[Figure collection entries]
☆ ☆ ☆ ☆ ☆
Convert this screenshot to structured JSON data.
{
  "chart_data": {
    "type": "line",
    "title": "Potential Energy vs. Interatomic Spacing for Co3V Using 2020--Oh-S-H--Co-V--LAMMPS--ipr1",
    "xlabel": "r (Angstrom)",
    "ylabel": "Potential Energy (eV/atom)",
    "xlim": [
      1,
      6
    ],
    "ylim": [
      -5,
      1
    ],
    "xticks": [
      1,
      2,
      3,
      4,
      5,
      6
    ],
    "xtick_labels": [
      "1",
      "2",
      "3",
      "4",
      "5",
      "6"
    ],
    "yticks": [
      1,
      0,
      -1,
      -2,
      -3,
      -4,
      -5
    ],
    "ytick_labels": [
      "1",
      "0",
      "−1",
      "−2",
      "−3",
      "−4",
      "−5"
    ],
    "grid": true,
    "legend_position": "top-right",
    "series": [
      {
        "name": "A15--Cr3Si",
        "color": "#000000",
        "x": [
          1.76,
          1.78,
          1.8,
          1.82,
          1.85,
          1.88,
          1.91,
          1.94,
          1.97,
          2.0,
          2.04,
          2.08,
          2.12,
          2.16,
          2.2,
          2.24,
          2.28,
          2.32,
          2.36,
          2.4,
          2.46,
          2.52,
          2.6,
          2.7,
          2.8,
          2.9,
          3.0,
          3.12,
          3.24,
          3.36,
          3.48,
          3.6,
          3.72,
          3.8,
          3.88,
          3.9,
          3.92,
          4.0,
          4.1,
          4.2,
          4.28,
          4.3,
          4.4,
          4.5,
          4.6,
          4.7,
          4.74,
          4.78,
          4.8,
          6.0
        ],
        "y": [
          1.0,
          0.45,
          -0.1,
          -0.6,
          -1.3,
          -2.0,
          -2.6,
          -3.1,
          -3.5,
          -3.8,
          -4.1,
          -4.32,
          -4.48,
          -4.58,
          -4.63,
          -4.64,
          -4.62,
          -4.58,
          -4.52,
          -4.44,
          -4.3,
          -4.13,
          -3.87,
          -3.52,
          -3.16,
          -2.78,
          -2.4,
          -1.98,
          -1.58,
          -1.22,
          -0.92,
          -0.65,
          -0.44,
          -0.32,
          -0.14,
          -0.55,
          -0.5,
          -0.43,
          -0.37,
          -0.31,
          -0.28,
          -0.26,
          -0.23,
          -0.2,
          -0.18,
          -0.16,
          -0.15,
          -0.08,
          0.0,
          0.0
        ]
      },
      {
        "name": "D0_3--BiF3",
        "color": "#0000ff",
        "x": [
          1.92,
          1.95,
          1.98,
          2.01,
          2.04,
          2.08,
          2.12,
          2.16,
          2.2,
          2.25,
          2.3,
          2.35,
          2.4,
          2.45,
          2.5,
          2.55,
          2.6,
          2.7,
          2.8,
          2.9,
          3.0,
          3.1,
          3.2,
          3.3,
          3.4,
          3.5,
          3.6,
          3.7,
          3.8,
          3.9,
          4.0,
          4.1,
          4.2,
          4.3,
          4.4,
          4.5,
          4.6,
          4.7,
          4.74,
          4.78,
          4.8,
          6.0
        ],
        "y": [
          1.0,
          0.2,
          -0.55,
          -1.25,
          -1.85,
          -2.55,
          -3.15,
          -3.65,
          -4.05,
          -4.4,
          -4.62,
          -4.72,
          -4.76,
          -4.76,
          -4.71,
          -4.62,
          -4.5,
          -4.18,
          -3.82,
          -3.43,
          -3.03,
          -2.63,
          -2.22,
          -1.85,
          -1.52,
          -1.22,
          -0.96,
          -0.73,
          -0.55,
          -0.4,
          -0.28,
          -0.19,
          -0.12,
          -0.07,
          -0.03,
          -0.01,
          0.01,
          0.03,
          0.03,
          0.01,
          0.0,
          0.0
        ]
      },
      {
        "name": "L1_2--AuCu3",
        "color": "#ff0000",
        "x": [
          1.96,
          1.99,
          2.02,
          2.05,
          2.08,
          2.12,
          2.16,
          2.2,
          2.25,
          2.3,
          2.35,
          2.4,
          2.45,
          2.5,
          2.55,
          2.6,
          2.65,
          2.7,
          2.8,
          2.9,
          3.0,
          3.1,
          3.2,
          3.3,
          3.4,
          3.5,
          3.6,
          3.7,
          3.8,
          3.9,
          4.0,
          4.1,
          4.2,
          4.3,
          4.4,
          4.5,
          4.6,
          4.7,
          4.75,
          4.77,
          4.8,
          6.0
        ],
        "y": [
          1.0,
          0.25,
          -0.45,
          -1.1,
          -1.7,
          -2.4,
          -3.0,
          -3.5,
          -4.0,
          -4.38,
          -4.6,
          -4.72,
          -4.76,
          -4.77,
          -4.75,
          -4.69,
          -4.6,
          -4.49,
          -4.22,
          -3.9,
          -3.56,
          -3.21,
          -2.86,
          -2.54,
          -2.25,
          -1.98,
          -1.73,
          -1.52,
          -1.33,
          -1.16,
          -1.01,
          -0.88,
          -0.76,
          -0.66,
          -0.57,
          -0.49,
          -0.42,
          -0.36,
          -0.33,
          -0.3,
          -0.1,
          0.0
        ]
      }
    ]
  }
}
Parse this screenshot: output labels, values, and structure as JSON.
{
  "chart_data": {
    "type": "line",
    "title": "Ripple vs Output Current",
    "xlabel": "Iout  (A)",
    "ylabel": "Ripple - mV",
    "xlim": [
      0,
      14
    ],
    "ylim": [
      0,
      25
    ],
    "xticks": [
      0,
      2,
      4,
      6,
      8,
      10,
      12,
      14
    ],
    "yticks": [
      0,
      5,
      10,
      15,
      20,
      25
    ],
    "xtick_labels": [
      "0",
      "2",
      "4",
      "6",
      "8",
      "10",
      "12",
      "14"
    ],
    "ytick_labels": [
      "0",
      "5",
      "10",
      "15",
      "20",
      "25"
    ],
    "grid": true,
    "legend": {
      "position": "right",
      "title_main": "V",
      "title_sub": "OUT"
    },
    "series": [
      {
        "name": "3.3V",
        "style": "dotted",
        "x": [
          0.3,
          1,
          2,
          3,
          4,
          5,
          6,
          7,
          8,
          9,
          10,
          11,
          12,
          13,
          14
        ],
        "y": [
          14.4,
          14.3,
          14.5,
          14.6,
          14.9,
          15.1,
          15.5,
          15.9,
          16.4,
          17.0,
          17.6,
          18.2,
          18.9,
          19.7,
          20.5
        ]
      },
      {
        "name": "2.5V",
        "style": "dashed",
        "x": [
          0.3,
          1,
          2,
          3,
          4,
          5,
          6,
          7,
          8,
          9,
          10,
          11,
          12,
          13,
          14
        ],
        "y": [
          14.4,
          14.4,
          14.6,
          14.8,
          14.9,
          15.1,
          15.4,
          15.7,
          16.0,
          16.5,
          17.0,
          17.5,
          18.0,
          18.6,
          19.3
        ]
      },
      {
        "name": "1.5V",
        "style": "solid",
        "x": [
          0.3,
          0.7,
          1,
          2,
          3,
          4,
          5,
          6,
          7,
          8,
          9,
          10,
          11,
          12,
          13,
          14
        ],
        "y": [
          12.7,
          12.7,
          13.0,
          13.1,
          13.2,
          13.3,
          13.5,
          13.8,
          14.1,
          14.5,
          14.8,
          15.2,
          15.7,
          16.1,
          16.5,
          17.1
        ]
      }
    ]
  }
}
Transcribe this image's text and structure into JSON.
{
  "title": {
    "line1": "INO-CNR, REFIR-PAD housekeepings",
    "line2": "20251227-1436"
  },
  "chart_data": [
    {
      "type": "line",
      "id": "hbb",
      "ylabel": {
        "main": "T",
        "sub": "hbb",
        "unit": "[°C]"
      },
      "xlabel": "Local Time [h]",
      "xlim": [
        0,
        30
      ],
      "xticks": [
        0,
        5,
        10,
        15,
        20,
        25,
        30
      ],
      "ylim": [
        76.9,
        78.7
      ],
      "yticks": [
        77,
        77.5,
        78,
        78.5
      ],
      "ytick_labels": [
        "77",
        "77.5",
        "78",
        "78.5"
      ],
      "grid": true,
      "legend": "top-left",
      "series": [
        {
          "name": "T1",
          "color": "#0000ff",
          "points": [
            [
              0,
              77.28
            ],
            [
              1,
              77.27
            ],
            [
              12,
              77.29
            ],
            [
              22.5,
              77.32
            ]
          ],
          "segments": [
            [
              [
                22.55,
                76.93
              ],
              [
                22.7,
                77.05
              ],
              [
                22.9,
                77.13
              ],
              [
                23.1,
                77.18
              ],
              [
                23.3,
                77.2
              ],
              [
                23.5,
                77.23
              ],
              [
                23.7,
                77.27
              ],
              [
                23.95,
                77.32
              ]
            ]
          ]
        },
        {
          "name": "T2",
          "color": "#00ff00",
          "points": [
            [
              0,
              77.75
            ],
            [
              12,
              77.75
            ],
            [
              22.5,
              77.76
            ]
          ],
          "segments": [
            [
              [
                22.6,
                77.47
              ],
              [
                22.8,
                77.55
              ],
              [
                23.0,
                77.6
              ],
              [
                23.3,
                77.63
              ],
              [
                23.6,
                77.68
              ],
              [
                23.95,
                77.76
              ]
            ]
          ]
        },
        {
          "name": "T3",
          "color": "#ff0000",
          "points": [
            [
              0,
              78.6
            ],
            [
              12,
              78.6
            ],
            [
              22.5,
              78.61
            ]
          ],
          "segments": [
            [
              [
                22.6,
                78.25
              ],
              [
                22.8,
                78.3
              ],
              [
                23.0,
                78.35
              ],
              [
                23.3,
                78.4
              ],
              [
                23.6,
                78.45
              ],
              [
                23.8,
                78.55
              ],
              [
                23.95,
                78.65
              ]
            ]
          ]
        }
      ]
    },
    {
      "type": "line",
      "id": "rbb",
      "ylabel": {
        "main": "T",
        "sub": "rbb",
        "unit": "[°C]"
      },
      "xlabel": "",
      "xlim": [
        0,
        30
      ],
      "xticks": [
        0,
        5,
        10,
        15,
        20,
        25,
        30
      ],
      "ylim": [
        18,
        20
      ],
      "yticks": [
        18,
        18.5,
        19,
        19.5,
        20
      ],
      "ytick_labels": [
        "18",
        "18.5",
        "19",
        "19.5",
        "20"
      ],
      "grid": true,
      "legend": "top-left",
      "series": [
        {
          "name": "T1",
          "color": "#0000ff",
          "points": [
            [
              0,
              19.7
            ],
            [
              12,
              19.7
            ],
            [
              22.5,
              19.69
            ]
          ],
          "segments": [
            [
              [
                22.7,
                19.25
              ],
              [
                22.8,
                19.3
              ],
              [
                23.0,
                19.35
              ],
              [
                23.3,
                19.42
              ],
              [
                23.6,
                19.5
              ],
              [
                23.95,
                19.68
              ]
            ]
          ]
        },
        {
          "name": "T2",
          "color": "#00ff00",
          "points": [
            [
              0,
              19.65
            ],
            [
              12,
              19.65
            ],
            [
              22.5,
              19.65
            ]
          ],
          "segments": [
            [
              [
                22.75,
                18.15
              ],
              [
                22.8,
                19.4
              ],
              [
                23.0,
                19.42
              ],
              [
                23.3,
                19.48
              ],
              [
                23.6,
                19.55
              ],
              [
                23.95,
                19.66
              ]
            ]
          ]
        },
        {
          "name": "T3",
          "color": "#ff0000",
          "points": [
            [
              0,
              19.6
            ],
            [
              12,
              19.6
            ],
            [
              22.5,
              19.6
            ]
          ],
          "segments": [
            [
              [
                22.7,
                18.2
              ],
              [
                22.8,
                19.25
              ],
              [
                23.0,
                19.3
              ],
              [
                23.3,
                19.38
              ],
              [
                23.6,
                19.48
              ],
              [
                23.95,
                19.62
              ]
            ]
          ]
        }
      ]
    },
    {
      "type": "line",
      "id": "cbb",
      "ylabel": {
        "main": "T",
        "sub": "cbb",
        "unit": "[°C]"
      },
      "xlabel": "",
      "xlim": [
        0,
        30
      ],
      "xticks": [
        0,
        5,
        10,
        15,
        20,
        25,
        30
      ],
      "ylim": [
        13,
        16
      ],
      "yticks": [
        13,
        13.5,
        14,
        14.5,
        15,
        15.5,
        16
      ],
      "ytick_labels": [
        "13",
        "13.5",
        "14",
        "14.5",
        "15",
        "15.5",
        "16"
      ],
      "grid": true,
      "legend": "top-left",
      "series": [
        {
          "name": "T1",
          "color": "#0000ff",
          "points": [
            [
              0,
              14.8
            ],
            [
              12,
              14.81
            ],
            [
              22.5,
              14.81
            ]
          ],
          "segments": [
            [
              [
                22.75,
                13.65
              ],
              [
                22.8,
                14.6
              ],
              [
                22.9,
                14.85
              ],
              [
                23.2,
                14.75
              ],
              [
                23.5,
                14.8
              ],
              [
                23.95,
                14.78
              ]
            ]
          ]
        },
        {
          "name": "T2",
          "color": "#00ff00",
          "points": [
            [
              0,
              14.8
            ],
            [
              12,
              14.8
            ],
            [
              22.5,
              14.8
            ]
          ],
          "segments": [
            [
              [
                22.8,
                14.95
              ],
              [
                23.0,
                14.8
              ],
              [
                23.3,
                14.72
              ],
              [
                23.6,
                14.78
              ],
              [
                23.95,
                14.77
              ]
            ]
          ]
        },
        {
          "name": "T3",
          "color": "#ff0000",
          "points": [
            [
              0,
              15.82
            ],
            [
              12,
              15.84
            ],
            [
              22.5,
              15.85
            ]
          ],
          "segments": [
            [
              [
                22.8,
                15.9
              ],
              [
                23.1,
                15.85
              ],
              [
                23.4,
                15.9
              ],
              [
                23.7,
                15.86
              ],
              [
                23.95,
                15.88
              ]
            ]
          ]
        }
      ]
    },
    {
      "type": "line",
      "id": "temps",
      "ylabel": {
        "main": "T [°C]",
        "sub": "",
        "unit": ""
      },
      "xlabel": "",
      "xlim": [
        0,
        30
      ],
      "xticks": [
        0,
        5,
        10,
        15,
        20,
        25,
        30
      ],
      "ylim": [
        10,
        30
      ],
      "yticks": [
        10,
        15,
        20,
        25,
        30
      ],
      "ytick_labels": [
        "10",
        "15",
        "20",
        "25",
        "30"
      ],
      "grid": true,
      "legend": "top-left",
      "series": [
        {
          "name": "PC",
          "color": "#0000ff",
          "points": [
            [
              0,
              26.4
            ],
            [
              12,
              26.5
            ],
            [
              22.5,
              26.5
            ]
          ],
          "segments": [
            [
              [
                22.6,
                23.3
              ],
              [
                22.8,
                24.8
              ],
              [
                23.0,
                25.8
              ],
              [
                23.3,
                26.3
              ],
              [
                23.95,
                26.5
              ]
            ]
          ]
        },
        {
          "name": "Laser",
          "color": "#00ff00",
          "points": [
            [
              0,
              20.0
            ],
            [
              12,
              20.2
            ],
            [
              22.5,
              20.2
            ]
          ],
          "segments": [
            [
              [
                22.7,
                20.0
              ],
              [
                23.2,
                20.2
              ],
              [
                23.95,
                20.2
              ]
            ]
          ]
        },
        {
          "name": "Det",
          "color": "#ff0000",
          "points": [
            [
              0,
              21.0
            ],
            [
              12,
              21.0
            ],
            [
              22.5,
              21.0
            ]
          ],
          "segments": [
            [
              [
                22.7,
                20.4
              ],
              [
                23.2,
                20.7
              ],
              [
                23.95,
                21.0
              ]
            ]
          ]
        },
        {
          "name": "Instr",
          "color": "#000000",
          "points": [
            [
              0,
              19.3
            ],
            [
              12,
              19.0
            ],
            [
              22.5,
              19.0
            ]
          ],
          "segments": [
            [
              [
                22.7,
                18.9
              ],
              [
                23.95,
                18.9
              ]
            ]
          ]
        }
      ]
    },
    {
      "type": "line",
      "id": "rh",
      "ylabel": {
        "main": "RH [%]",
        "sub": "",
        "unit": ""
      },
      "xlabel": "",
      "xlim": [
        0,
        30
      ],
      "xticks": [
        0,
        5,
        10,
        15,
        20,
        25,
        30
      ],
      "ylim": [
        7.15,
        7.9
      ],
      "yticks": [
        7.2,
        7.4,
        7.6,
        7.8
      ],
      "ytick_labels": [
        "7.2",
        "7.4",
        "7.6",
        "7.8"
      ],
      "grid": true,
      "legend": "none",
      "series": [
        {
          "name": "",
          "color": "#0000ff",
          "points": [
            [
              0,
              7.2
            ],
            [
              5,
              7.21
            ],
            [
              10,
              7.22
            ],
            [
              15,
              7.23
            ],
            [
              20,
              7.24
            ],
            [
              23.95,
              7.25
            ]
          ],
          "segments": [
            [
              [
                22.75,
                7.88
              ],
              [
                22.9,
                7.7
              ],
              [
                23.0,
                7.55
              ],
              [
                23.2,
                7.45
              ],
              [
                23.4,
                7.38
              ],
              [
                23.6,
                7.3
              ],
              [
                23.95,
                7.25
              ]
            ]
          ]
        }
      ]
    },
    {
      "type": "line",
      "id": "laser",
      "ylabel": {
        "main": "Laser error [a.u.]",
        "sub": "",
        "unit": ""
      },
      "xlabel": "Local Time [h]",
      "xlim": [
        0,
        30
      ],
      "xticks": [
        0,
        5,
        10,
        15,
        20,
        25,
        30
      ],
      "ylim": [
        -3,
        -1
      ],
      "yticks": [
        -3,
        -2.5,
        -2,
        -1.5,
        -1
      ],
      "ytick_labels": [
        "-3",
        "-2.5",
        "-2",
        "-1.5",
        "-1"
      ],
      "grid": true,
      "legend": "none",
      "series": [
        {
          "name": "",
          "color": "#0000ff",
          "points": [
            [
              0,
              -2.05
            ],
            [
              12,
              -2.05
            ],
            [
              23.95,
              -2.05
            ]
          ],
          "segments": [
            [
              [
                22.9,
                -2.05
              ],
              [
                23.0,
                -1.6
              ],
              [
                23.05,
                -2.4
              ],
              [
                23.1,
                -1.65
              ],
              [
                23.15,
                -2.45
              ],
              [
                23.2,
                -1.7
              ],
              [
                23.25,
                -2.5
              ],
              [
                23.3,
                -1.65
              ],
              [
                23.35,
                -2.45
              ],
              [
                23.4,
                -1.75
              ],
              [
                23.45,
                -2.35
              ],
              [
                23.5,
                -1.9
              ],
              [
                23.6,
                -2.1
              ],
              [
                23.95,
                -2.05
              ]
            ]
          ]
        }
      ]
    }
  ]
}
☆ ☆ ☆ ☆ ☆
Task statement -> Say how many lines above hold the word "this", giving only the count.

Correct answer -> 3